- The exercise -
Please count the lines in the entries below that contain the string "item", and give only the number.

(Box annotation data)
+ + + + + + +
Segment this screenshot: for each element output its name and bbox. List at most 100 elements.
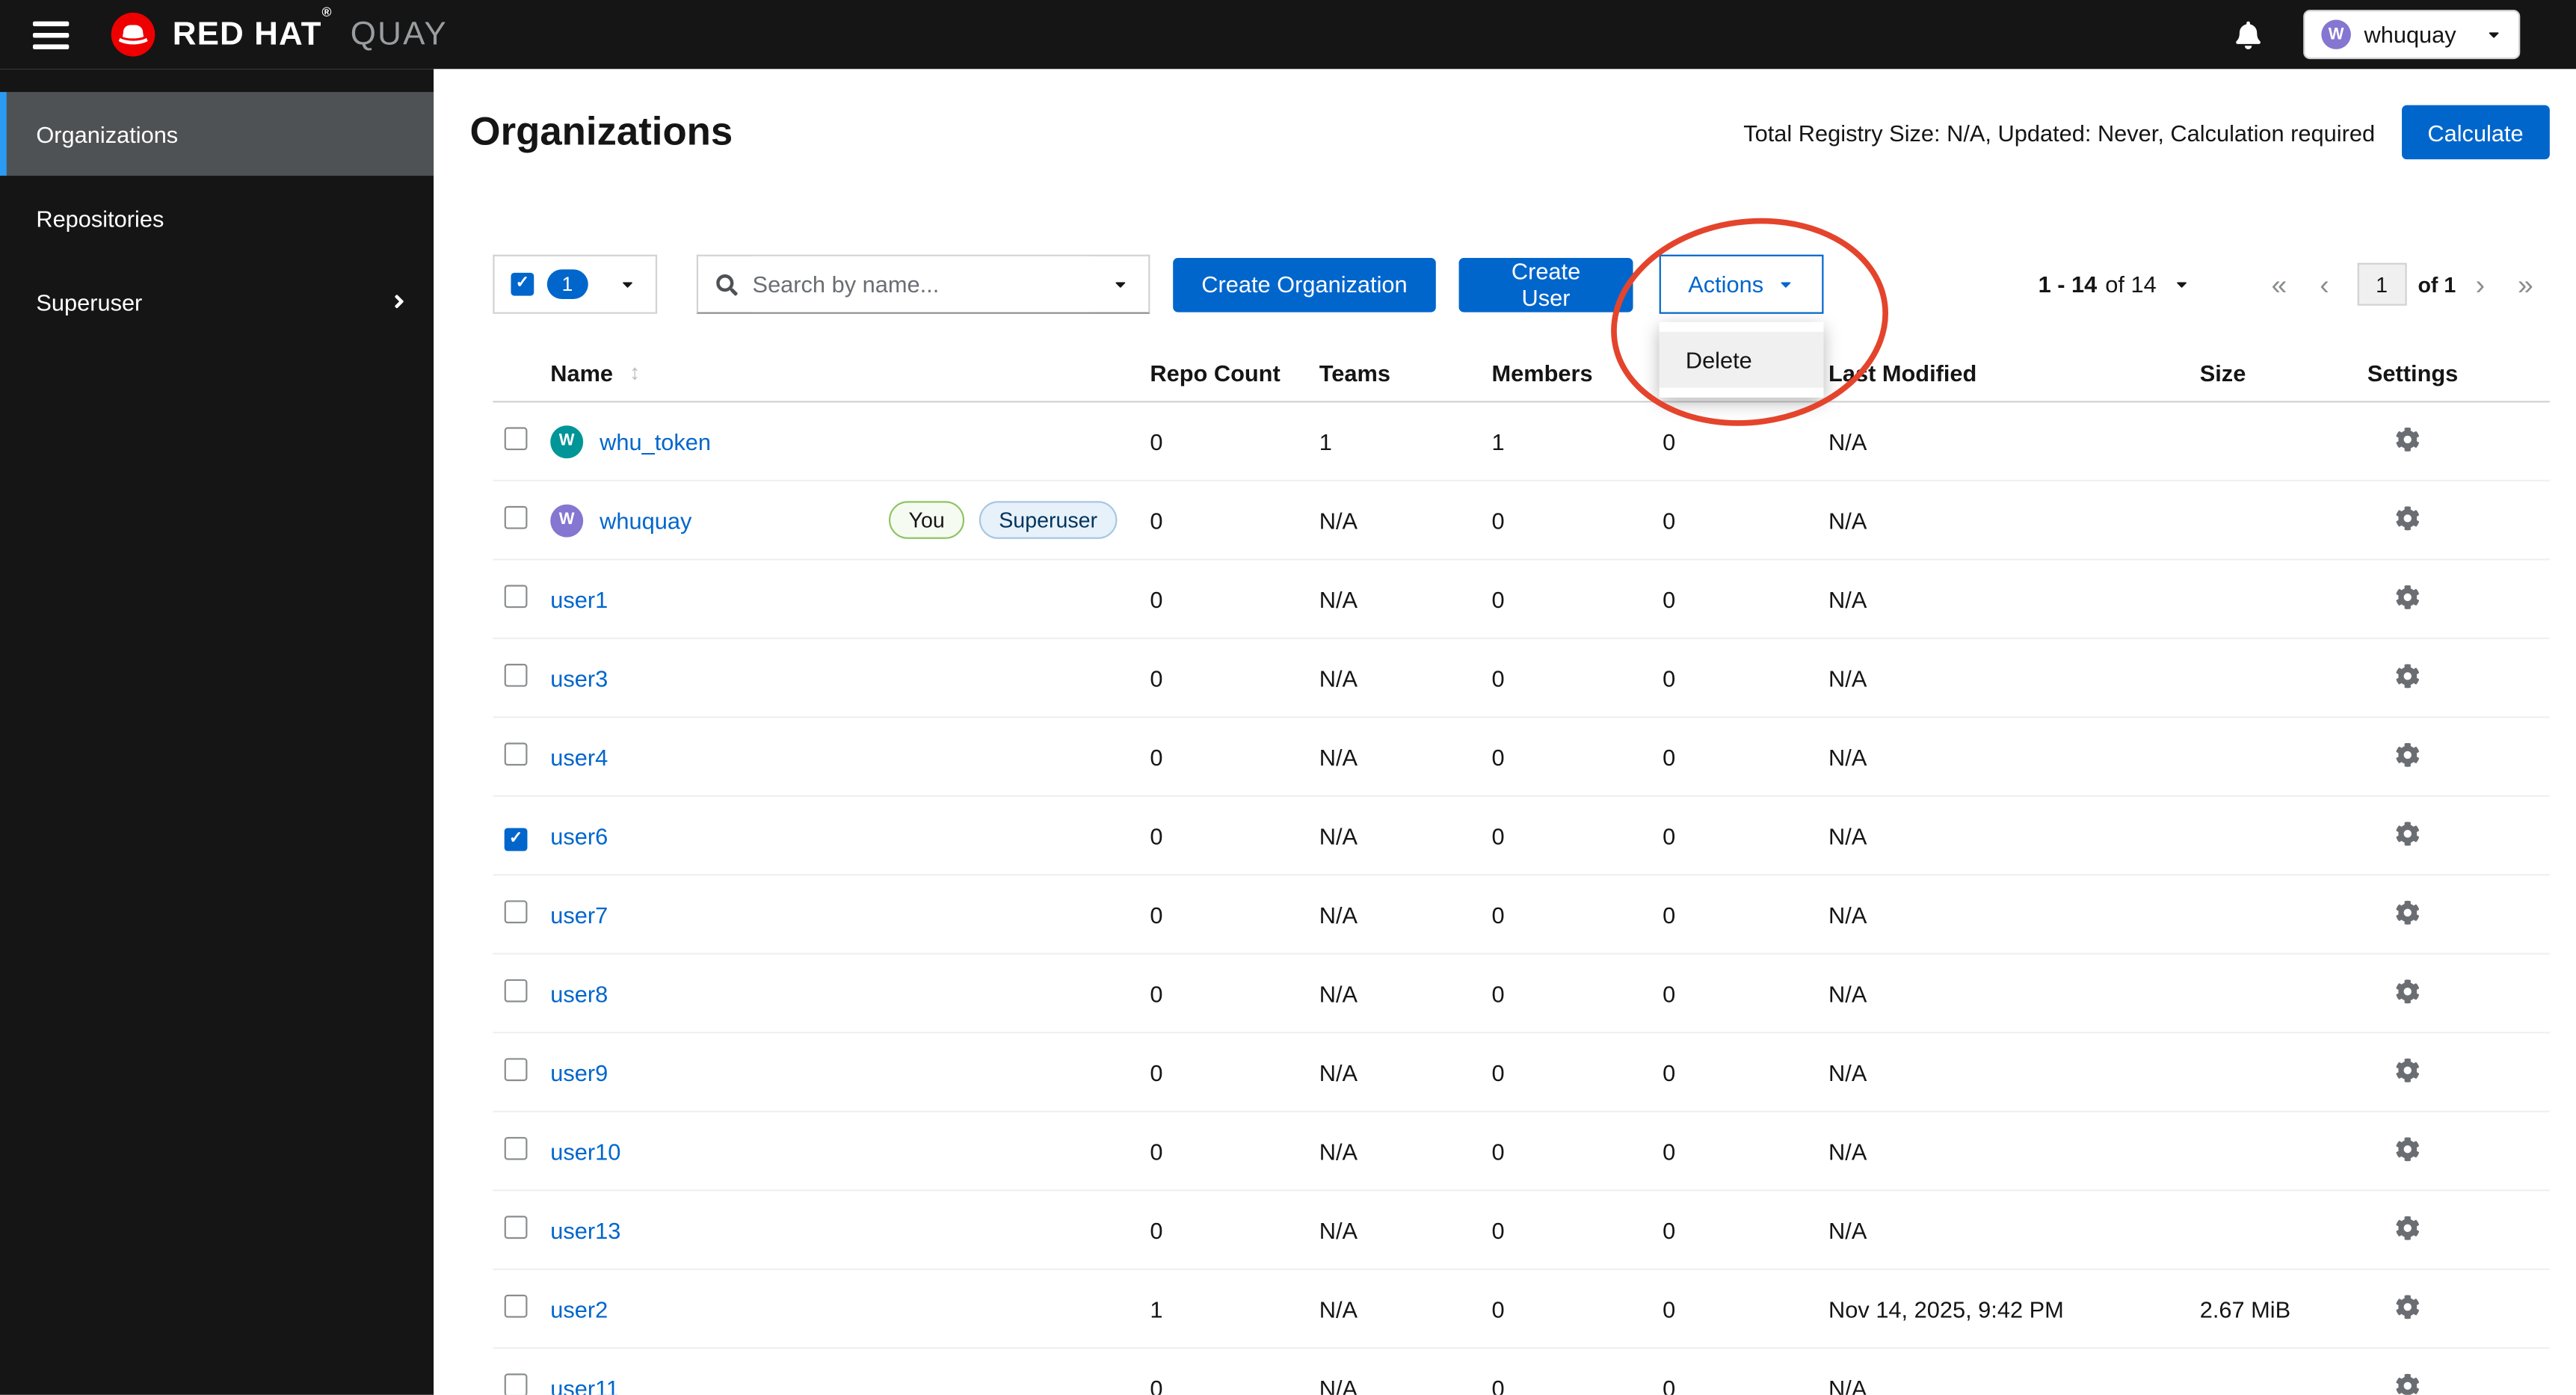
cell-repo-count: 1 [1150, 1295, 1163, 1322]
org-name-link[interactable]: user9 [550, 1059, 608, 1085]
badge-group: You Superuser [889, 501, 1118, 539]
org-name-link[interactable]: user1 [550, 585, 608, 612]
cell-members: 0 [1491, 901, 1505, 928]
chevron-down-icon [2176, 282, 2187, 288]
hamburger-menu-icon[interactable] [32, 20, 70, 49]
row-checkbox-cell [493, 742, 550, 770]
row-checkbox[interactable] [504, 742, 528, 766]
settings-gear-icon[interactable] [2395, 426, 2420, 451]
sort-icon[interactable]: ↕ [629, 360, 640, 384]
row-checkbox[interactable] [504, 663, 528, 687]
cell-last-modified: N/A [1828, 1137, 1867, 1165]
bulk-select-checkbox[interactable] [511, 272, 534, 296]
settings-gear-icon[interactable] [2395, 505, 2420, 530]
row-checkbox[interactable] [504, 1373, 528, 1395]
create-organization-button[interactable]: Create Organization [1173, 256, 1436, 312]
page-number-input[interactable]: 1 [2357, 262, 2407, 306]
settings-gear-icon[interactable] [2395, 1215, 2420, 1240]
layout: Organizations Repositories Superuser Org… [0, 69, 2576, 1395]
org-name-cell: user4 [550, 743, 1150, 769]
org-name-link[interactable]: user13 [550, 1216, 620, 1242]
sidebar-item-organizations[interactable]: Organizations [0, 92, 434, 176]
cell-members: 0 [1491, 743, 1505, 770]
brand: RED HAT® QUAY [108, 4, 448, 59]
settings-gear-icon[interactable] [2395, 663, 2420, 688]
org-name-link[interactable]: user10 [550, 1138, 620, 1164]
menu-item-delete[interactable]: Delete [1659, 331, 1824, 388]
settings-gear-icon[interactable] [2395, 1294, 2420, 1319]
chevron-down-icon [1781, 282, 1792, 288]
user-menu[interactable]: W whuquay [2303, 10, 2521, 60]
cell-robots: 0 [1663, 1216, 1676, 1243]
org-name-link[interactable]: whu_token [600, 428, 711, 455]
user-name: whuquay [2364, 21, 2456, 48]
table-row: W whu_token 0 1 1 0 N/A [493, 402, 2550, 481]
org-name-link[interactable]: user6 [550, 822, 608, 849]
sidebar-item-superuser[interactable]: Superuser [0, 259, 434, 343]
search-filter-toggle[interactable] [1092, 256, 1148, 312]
+ + + + + + +
- Written reply -
3